• _Problem statement_
Note how many lines in the entries contain the string "HDMI", then give that number and nothing else.

-- START --

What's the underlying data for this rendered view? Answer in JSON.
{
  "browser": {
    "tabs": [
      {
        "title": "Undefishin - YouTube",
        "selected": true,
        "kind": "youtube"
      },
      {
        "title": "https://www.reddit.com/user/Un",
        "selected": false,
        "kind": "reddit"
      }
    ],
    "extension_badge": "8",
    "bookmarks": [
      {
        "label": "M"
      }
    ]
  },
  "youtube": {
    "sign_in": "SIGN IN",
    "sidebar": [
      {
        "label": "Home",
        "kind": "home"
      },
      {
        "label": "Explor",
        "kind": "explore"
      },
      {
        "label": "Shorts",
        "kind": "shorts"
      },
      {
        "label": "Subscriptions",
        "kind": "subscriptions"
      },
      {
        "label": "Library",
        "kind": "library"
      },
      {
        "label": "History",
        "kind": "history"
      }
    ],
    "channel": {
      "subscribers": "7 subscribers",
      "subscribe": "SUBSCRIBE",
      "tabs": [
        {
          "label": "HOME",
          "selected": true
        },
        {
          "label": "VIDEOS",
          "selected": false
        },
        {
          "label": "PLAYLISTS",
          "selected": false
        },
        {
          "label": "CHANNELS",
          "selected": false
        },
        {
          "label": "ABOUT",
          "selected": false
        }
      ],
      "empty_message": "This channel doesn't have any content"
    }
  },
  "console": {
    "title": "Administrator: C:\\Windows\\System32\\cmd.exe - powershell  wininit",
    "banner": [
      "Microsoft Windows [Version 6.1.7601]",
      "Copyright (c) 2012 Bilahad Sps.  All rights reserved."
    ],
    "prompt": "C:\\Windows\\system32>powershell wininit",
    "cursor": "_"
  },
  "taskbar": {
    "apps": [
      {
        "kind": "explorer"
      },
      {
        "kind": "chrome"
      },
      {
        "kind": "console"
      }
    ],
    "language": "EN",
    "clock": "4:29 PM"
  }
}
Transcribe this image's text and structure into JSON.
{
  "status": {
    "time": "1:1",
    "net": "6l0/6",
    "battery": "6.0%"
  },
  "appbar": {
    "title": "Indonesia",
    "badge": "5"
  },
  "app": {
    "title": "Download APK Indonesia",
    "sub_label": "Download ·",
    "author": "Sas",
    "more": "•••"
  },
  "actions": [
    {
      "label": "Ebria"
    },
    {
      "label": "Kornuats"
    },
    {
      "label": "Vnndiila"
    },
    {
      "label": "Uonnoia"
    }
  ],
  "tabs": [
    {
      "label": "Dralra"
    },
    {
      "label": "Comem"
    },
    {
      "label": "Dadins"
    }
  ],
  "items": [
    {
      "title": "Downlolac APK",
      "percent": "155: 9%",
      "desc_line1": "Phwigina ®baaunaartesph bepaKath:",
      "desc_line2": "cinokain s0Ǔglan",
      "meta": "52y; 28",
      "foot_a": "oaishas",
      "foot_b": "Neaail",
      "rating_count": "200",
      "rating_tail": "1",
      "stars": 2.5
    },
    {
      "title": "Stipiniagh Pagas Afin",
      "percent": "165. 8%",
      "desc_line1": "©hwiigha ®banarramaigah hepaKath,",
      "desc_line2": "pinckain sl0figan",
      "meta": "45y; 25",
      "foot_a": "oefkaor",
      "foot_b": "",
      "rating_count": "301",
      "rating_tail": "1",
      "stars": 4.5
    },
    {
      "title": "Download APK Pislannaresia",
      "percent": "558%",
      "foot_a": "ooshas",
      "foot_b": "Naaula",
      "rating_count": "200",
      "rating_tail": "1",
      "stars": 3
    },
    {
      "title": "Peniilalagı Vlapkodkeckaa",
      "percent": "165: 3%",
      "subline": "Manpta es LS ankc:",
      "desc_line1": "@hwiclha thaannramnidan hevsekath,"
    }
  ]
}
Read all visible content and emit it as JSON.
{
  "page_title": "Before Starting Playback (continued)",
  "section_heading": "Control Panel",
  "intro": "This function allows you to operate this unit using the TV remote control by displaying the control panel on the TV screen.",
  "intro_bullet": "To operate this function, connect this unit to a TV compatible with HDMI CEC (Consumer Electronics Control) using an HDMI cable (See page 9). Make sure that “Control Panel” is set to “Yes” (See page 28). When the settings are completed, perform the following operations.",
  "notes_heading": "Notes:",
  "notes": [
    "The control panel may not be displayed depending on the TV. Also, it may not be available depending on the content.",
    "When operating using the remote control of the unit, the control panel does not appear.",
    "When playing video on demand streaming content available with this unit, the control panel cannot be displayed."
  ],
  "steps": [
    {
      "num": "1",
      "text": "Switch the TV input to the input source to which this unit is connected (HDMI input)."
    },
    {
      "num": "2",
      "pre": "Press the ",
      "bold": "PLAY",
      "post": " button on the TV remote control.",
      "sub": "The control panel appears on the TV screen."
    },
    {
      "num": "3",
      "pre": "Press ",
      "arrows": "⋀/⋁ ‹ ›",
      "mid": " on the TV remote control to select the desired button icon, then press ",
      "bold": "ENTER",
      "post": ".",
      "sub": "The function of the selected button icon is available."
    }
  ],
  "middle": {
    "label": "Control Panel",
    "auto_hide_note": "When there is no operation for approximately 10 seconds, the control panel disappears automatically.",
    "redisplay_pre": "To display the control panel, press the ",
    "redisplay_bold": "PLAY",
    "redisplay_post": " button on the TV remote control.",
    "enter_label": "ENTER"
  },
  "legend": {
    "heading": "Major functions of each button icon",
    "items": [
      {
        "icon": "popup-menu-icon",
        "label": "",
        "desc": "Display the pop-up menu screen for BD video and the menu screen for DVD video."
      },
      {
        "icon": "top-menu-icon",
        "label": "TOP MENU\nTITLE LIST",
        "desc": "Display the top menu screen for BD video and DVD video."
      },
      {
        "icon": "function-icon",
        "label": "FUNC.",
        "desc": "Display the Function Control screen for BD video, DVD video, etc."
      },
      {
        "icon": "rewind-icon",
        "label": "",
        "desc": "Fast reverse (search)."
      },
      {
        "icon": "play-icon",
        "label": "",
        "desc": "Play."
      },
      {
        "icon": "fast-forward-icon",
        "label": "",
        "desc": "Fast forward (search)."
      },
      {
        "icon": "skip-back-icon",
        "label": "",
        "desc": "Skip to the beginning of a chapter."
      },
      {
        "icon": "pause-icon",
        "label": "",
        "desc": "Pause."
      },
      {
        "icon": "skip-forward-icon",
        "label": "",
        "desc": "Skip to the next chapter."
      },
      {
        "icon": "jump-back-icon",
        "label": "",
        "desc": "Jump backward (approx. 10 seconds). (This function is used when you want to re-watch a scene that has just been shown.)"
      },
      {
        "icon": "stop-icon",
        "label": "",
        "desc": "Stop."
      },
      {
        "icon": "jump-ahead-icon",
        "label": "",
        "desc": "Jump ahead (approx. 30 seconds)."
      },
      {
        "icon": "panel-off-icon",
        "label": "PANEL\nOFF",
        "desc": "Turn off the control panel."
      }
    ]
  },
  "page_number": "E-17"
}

-- END --

• _Finished task_
2